-- START OF RECORDS FOR THE TASK --
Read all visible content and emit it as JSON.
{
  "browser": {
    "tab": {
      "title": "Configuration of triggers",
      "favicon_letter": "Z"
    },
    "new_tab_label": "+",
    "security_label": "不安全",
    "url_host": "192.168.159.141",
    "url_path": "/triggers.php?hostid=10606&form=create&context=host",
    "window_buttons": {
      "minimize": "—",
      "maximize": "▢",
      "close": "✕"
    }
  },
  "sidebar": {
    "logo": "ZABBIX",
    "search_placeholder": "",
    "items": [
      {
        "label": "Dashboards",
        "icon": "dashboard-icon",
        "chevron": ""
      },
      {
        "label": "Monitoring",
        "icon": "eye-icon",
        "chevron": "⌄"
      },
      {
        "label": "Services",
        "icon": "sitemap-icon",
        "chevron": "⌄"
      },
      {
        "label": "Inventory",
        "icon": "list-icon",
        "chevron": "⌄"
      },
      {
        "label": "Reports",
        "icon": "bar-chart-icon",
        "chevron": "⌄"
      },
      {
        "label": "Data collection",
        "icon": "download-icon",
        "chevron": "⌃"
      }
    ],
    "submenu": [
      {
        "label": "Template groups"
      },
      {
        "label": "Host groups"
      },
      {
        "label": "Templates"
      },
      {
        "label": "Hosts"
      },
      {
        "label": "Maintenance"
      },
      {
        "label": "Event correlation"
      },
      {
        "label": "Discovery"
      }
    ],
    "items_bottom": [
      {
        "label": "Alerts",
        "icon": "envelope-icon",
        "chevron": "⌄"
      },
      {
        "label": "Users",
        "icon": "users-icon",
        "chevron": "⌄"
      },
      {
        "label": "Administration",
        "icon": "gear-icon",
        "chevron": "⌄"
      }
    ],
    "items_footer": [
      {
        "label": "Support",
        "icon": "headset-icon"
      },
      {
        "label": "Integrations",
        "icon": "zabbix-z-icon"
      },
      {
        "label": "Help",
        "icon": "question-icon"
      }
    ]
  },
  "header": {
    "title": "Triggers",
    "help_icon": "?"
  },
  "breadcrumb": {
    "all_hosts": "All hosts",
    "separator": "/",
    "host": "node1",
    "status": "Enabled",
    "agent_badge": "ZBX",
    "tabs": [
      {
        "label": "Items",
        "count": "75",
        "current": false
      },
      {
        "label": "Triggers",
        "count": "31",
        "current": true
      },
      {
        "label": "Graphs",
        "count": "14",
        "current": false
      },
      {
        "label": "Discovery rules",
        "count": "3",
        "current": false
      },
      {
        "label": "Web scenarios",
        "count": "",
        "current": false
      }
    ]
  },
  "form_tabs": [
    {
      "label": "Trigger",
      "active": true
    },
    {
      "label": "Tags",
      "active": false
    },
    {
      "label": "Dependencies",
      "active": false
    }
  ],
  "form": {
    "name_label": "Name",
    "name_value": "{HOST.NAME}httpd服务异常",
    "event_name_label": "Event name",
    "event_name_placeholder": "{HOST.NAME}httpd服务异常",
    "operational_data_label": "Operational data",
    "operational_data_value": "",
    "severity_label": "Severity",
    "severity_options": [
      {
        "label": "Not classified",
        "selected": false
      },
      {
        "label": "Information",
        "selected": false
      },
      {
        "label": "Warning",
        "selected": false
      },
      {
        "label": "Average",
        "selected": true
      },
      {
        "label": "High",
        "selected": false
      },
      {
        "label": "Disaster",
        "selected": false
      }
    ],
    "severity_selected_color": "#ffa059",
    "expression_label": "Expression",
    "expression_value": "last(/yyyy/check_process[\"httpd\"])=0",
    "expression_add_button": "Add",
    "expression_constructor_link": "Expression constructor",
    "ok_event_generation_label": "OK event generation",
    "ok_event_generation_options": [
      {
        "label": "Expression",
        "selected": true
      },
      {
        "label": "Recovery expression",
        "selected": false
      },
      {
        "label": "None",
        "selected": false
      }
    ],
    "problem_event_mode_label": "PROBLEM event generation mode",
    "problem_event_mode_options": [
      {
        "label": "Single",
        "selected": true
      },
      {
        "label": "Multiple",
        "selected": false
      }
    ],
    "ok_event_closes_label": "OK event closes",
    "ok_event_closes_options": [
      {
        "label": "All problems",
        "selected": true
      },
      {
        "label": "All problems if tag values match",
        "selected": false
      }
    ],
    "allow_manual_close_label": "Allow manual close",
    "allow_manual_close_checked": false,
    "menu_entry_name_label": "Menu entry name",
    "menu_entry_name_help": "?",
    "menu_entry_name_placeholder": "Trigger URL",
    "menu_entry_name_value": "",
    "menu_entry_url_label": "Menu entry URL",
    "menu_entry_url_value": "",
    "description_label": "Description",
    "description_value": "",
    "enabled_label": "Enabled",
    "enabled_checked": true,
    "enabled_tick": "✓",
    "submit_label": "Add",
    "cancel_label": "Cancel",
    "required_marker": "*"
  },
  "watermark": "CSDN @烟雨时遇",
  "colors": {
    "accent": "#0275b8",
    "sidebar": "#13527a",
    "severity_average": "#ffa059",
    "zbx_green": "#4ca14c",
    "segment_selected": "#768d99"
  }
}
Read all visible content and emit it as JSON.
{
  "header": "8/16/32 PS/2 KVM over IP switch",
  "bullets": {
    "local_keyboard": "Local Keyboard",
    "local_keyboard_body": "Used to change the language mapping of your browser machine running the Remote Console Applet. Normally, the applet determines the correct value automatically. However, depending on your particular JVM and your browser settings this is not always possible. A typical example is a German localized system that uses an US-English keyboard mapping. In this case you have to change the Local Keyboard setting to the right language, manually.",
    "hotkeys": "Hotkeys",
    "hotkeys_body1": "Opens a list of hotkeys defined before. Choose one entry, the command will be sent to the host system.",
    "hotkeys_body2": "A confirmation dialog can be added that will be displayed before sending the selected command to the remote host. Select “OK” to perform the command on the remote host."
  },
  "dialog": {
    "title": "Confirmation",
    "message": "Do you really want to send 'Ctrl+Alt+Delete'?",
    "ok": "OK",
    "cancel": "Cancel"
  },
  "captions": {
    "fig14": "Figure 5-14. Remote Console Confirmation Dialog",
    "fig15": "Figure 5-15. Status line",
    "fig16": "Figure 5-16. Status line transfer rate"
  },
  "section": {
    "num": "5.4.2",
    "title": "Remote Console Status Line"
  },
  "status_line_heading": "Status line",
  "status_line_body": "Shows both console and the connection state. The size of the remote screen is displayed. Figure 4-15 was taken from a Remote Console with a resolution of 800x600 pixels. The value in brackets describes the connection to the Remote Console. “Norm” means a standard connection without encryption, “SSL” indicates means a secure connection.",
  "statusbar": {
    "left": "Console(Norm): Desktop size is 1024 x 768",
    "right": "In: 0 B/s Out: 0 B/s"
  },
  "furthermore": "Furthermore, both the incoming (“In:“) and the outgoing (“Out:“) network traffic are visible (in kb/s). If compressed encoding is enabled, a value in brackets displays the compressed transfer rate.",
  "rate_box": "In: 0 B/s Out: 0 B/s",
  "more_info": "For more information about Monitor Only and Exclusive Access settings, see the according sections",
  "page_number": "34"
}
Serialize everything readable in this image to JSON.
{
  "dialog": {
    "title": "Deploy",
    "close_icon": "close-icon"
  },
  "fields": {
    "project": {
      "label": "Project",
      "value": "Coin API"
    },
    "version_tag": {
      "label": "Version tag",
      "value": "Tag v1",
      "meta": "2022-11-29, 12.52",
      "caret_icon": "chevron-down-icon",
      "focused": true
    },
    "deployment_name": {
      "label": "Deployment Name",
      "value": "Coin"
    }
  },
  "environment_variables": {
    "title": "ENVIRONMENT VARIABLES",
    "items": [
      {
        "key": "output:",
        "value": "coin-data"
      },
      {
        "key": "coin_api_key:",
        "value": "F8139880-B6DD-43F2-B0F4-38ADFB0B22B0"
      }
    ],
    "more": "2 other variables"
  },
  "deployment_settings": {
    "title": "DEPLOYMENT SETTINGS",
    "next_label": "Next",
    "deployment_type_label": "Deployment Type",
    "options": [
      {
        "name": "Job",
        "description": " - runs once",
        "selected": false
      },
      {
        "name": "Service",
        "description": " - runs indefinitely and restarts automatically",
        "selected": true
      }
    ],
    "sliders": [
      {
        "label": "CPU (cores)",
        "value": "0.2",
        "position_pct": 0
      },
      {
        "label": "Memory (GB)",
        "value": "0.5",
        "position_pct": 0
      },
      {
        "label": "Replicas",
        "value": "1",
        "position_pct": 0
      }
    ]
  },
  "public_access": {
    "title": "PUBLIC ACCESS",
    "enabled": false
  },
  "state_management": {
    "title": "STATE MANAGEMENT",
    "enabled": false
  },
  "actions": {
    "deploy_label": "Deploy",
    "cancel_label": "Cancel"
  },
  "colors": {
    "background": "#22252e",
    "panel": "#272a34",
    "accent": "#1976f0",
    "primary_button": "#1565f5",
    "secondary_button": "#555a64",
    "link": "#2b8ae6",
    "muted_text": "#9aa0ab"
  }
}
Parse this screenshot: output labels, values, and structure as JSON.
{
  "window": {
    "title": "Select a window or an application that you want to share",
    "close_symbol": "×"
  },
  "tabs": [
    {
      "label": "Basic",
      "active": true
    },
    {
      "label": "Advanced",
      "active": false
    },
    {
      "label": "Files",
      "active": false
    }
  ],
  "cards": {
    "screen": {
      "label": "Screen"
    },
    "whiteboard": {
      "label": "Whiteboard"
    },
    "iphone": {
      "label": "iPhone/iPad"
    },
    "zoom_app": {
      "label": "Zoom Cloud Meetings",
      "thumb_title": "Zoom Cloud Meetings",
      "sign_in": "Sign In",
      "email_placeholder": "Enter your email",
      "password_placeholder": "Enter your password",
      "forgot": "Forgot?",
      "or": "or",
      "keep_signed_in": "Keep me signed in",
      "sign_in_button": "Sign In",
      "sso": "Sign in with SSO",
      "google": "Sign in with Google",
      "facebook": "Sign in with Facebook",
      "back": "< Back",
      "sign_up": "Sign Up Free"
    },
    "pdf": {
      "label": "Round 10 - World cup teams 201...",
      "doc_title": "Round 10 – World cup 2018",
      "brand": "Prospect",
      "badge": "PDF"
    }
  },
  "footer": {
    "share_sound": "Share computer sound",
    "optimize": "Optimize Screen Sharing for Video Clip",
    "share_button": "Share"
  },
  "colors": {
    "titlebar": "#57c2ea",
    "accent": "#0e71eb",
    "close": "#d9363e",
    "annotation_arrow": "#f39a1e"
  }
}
-- END OF RECORDS FOR THE TASK --
GIVEN TASK
In the material above, find the lines that contain "want" and show them.

RESPONSE
    "message": "Do you really want to send 'Ctrl+Alt+Delete'?",
    "title": "Select a window or an application that you want to share",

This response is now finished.